* Study questions:
• 1. Transcribe the stretch of the passage on monads and typing from "It’s reasonable, I" through "out of them.".
• 2. Translate this sentence from the passage on monads and typing into Spanish: "Yet the caller may want to declare a type for itself."

* Passage:
..............................

It’s reasonable, I think, to want the dynamic scope but not the control-flow capabilities of monads, and in a language with mutability that might even be a better choice. (Then again, maybe not—SwiftUI is founded on Swift’s result builders, and those seem pretty much like monads by another name to me.) And I don’t think anybody likes writing the boilerplate you need to layer a dozen MonadReaders or -States on each other and then compose meaningful MonadMyLibraries out of them.

Finally, there’s the question of strong typing. You do want the whole thing to be strongly typed, but you don’t want the caller to write the entire dependency tree of the callee, or perhaps even to know it. Yet the caller may want to declare a type for itself. Allowing type signatures to be partly specified and partly inferred is not a common feature, and in general development seems to be backing away from large-scale type inference of this sort due to issues with compile errors. Not breaking ABI when the dependencies change (perhaps through default values of some sort) is a more difficult problem still.

(Note the last part can be repeated word for word for checked exceptions/typed errors. Those are also, as far as I’m aware, largely unsolved—and no, Rust doesn’t do much here except make the problem more apparent.)

..............................

* Supplied data:
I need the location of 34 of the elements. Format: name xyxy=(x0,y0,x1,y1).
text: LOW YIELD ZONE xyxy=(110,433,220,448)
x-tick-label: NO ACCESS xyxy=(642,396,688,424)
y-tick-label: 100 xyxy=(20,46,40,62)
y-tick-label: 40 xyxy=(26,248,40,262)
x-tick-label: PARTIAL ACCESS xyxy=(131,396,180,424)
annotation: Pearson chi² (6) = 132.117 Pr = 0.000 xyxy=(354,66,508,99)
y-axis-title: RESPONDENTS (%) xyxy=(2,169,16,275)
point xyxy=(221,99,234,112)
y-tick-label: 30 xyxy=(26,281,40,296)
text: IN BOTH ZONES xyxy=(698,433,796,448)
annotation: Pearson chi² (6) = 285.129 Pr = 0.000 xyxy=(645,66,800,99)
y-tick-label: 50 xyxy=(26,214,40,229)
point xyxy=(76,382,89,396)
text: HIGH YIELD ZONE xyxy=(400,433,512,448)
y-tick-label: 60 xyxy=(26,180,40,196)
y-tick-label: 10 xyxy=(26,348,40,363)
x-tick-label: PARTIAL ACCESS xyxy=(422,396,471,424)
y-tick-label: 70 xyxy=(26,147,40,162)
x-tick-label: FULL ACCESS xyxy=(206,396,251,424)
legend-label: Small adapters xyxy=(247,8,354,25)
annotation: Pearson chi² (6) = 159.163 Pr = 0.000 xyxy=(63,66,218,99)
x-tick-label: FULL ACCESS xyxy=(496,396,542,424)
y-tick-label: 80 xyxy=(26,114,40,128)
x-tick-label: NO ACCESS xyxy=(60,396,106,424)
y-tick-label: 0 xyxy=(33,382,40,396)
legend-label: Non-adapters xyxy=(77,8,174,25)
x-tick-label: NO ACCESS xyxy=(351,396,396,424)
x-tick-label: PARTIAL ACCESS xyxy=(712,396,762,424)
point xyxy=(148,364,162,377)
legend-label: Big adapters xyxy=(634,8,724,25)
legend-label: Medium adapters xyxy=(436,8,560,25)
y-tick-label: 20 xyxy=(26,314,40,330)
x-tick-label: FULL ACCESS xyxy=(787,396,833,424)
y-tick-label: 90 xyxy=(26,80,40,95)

..............................

* Per-task outputs:
• 1.
It’s reasonable, I think, to want the dynamic scope but not the control-flow capabilities of monads, and in a language with mutability that might even be a better choice. (Then again, maybe not—SwiftUI is founded on Swift’s result builders, and those seem pretty much like monads by another name to me.) And I don’t think anybody likes writing the boilerplate you need to layer a dozen MonadReaders or -States on each other and then compose meaningful MonadMyLibraries out of them.

• 2. Sin embargo, el invocador puede querer declarar un tipo para sí mismo.